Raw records
•••••

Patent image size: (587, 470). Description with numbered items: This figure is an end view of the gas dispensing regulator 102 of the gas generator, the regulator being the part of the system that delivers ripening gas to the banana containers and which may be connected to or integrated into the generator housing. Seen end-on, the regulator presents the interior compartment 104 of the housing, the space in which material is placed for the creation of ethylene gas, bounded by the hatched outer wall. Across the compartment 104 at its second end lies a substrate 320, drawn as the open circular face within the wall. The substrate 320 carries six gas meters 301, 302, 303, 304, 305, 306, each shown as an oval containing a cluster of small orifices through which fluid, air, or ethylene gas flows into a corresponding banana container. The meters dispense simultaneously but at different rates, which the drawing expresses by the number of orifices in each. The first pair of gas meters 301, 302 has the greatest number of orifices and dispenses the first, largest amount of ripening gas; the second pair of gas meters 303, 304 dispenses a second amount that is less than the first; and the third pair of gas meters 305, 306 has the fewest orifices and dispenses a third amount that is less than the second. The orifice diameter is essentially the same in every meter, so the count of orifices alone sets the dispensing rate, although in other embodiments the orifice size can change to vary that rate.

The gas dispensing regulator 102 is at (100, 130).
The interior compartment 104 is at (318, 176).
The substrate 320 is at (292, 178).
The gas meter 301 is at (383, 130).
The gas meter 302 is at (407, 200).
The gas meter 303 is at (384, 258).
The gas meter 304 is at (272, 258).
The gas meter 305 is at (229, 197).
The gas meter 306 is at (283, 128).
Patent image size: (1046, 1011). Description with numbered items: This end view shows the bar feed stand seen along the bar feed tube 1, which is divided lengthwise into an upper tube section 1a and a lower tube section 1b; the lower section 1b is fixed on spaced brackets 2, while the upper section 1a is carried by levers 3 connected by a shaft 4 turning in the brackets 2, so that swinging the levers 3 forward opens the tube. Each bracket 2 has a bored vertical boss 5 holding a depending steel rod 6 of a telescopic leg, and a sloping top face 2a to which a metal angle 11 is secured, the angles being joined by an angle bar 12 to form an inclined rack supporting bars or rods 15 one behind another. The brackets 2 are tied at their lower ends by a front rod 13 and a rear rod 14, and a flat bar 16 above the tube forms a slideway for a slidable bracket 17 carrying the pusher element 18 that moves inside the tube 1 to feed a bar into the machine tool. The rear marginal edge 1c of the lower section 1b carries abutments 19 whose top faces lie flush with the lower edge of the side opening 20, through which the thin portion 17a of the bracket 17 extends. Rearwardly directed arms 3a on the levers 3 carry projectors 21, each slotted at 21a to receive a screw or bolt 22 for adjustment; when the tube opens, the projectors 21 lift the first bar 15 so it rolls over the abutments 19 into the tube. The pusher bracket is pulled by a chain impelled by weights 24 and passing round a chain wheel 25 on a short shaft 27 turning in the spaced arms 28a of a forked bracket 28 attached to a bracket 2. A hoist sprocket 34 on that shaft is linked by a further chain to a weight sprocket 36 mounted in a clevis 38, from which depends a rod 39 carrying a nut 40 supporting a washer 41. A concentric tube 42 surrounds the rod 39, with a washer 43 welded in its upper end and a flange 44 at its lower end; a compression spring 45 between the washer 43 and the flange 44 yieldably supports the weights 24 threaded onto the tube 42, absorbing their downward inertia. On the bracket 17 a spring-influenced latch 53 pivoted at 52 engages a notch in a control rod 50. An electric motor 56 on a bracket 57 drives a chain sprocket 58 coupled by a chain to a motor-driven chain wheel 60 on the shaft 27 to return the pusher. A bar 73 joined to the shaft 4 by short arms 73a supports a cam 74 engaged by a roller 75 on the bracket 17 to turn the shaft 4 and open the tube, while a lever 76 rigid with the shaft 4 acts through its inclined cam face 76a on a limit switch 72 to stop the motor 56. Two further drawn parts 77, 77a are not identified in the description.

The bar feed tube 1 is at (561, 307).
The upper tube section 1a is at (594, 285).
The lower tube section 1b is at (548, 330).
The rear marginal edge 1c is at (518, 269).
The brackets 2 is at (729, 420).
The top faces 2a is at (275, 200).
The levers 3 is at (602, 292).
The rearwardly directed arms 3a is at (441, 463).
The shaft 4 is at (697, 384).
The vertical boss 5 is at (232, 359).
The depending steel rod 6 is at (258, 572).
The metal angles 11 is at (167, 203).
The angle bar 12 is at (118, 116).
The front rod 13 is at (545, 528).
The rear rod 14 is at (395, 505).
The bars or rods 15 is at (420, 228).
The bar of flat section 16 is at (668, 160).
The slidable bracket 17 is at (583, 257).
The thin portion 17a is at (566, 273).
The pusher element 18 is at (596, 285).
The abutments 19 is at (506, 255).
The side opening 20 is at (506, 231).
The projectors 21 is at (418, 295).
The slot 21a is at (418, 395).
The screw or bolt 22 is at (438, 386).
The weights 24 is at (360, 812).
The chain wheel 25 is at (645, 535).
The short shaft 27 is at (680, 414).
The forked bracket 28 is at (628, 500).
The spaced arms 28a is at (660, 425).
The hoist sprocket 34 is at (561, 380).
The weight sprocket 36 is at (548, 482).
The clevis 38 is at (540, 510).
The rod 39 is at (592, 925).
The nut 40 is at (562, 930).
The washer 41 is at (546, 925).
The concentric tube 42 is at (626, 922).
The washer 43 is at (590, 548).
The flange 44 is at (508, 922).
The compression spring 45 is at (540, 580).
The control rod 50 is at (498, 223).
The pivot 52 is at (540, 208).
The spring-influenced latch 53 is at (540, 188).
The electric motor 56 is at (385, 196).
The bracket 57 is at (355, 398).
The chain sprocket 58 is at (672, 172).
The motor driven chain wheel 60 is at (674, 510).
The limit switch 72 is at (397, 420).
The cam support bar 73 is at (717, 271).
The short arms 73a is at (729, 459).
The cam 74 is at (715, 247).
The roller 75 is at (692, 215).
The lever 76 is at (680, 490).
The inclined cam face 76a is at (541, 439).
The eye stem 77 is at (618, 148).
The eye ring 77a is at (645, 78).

•••••

# Instructions to follow:
Count the lines in the rows above that contain the string "regulator", treating uppercase and lowercase as different. Reply with the number alone.

# Complete response:
2